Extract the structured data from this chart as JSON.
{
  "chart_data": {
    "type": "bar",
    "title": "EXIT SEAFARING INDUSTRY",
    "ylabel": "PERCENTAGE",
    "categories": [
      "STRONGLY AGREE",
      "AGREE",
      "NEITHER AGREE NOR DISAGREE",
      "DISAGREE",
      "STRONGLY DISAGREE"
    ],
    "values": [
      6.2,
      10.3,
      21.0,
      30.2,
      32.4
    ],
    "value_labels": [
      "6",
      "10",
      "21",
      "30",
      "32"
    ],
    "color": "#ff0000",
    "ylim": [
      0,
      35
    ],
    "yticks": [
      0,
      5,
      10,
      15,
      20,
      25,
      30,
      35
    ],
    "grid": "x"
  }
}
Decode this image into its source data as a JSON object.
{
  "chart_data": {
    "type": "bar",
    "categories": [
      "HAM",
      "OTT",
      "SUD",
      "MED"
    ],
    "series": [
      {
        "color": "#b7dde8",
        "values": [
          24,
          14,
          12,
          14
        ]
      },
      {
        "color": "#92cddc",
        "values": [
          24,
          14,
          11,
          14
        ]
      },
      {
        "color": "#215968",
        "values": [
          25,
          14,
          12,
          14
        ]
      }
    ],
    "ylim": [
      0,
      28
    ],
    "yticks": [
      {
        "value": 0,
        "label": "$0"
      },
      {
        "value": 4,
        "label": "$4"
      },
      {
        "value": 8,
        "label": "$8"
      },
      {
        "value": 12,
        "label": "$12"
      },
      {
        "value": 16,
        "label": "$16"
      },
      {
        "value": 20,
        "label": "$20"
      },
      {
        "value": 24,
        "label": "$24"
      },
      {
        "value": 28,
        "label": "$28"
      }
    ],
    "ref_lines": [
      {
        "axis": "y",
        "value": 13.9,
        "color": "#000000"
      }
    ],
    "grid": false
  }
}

• • • •

_Job_.
Please set down the whole listing above without altering a single line.

_Result of this exercise_.
Extract the structured data from this chart as JSON.
{
  "chart_data": {
    "type": "bar",
    "title": "EXIT SEAFARING INDUSTRY",
    "ylabel": "PERCENTAGE",
    "categories": [
      "STRONGLY AGREE",
      "AGREE",
      "NEITHER AGREE NOR DISAGREE",
      "DISAGREE",
      "STRONGLY DISAGREE"
    ],
    "values": [
      6.2,
      10.3,
      21.0,
      30.2,
      32.4
    ],
    "value_labels": [
      "6",
      "10",
      "21",
      "30",
      "32"
    ],
    "color": "#ff0000",
    "ylim": [
      0,
      35
    ],
    "yticks": [
      0,
      5,
      10,
      15,
      20,
      25,
      30,
      35
    ],
    "grid": "x"
  }
}
Decode this image into its source data as a JSON object.
{
  "chart_data": {
    "type": "bar",
    "categories": [
      "HAM",
      "OTT",
      "SUD",
      "MED"
    ],
    "series": [
      {
        "color": "#b7dde8",
        "values": [
          24,
          14,
          12,
          14
        ]
      },
      {
        "color": "#92cddc",
        "values": [
          24,
          14,
          11,
          14
        ]
      },
      {
        "color": "#215968",
        "values": [
          25,
          14,
          12,
          14
        ]
      }
    ],
    "ylim": [
      0,
      28
    ],
    "yticks": [
      {
        "value": 0,
        "label": "$0"
      },
      {
        "value": 4,
        "label": "$4"
      },
      {
        "value": 8,
        "label": "$8"
      },
      {
        "value": 12,
        "label": "$12"
      },
      {
        "value": 16,
        "label": "$16"
      },
      {
        "value": 20,
        "label": "$20"
      },
      {
        "value": 24,
        "label": "$24"
      },
      {
        "value": 28,
        "label": "$28"
      }
    ],
    "ref_lines": [
      {
        "axis": "y",
        "value": 13.9,
        "color": "#000000"
      }
    ],
    "grid": false
  }
}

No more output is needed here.